* GIVEN TASK: Collect each line of the records below that contains the word "element", and copy every such line in full. Matching is case-sensitive.

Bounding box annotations
———

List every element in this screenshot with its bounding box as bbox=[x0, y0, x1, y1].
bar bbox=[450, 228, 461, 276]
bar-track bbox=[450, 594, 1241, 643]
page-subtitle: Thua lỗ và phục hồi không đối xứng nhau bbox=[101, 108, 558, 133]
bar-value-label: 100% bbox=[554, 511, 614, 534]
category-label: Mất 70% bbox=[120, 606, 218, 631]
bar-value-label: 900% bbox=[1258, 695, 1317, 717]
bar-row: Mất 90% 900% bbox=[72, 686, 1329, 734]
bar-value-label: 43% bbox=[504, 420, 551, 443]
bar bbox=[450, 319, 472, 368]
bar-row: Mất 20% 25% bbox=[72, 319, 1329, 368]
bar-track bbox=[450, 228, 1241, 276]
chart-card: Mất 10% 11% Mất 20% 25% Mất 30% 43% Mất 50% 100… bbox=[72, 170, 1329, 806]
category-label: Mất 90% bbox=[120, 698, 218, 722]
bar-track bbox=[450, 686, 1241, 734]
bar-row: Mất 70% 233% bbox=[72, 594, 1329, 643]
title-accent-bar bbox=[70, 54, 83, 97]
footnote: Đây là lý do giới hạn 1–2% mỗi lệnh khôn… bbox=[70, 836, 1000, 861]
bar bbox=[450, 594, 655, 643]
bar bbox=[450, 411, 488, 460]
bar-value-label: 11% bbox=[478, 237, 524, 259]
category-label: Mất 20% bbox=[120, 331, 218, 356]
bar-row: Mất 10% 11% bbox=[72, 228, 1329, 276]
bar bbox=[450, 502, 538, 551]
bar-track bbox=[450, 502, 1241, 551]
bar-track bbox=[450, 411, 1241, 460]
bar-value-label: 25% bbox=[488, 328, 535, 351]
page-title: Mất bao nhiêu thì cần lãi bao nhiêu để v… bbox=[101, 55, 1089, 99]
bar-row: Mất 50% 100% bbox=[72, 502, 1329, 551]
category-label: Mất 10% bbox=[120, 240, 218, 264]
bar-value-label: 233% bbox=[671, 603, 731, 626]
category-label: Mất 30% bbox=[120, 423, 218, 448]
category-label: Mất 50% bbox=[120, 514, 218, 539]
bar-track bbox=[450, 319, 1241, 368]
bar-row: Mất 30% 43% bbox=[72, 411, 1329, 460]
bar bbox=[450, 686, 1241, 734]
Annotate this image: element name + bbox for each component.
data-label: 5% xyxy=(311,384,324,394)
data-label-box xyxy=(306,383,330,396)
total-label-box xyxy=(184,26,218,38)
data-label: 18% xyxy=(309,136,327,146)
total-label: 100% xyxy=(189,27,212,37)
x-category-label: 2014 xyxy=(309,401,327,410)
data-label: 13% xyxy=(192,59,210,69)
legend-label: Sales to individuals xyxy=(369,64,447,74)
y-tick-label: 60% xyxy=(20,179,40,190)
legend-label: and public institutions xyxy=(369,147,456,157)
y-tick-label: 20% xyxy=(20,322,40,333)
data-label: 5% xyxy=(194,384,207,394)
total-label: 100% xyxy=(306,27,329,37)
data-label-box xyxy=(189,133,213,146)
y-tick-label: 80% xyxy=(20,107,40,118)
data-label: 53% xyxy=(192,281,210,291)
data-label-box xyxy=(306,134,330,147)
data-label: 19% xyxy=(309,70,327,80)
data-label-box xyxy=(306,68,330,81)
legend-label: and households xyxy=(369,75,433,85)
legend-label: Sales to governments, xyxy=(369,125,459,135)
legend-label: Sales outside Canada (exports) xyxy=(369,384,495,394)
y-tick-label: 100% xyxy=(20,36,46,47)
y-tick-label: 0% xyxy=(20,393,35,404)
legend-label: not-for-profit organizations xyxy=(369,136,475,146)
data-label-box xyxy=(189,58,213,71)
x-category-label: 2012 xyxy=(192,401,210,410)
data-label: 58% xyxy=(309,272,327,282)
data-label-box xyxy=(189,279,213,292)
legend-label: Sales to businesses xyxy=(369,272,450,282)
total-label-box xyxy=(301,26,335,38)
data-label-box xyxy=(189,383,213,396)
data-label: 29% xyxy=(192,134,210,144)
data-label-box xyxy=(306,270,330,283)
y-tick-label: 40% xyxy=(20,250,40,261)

———

* RESULT FOR THIS EXERCISE:
List every element in this screenshot with its bounding box as bbox=[x0, y0, x1, y1].
Annotate this image: element name + bbox for each component.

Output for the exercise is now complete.